**THE REQUEST:** Omit every picture and write out the rest of the records exactly.
#####
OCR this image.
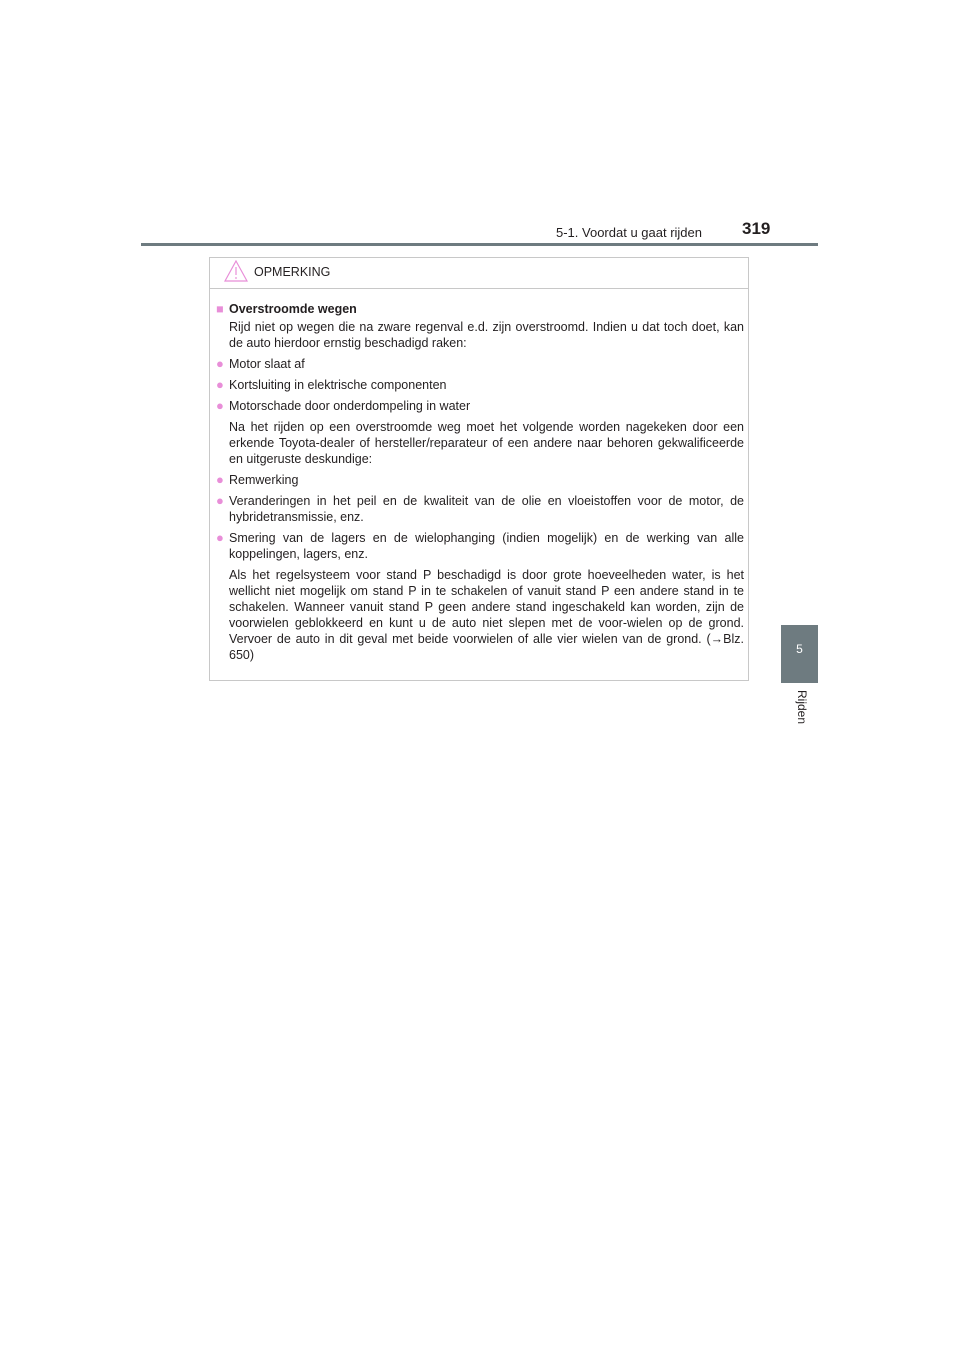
5-1. Voordat u gaat rijden 319
5
Rijden
OPMERKING
■ Overstroomde wegen
Rijd niet op wegen die na zware regenval e.d. zijn overstroomd. Indien u dat toch doet, kan de auto hierdoor ernstig beschadigd raken:
● Motor slaat af
● Kortsluiting in elektrische componenten
● Motorschade door onderdompeling in water
Na het rijden op een overstroomde weg moet het volgende worden nagekeken door een erkende Toyota-dealer of hersteller/reparateur of een andere naar behoren gekwalificeerde en uitgeruste deskundige:
● Remwerking
● Veranderingen in het peil en de kwaliteit van de olie en vloeistoffen voor de motor, de hybridetransmissie, enz.
● Smering van de lagers en de wielophanging (indien mogelijk) en de werking van alle koppelingen, lagers, enz.
Als het regelsysteem voor stand P beschadigd is door grote hoeveelheden water, is het wellicht niet mogelijk om stand P in te schakelen of vanuit stand P een andere stand in te schakelen. Wanneer vanuit stand P geen andere stand ingeschakeld kan worden, zijn de voorwielen geblokkeerd en kunt u de auto niet slepen met de voor-wielen op de grond. Vervoer de auto in dit geval met beide voorwielen of alle vier wielen van de grond. (→Blz. 650)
#####
**THE ANSWER:**
OCR this image.
5-1. Voordat u gaat rijden 319
5
Rijden
OPMERKING
■ Overstroomde wegen
Rijd niet op wegen die na zware regenval e.d. zijn overstroomd. Indien u dat toch doet, kan de auto hierdoor ernstig beschadigd raken:
● Motor slaat af
● Kortsluiting in elektrische componenten
● Motorschade door onderdompeling in water
Na het rijden op een overstroomde weg moet het volgende worden nagekeken door een erkende Toyota-dealer of hersteller/reparateur of een andere naar behoren gekwalificeerde en uitgeruste deskundige:
● Remwerking
● Veranderingen in het peil en de kwaliteit van de olie en vloeistoffen voor de motor, de hybridetransmissie, enz.
● Smering van de lagers en de wielophanging (indien mogelijk) en de werking van alle koppelingen, lagers, enz.
Als het regelsysteem voor stand P beschadigd is door grote hoeveelheden water, is het wellicht niet mogelijk om stand P in te schakelen of vanuit stand P een andere stand in te schakelen. Wanneer vanuit stand P geen andere stand ingeschakeld kan worden, zijn de voorwielen geblokkeerd en kunt u de auto niet slepen met de voor-wielen op de grond. Vervoer de auto in dit geval met beide voorwielen of alle vier wielen van de grond. (→Blz. 650)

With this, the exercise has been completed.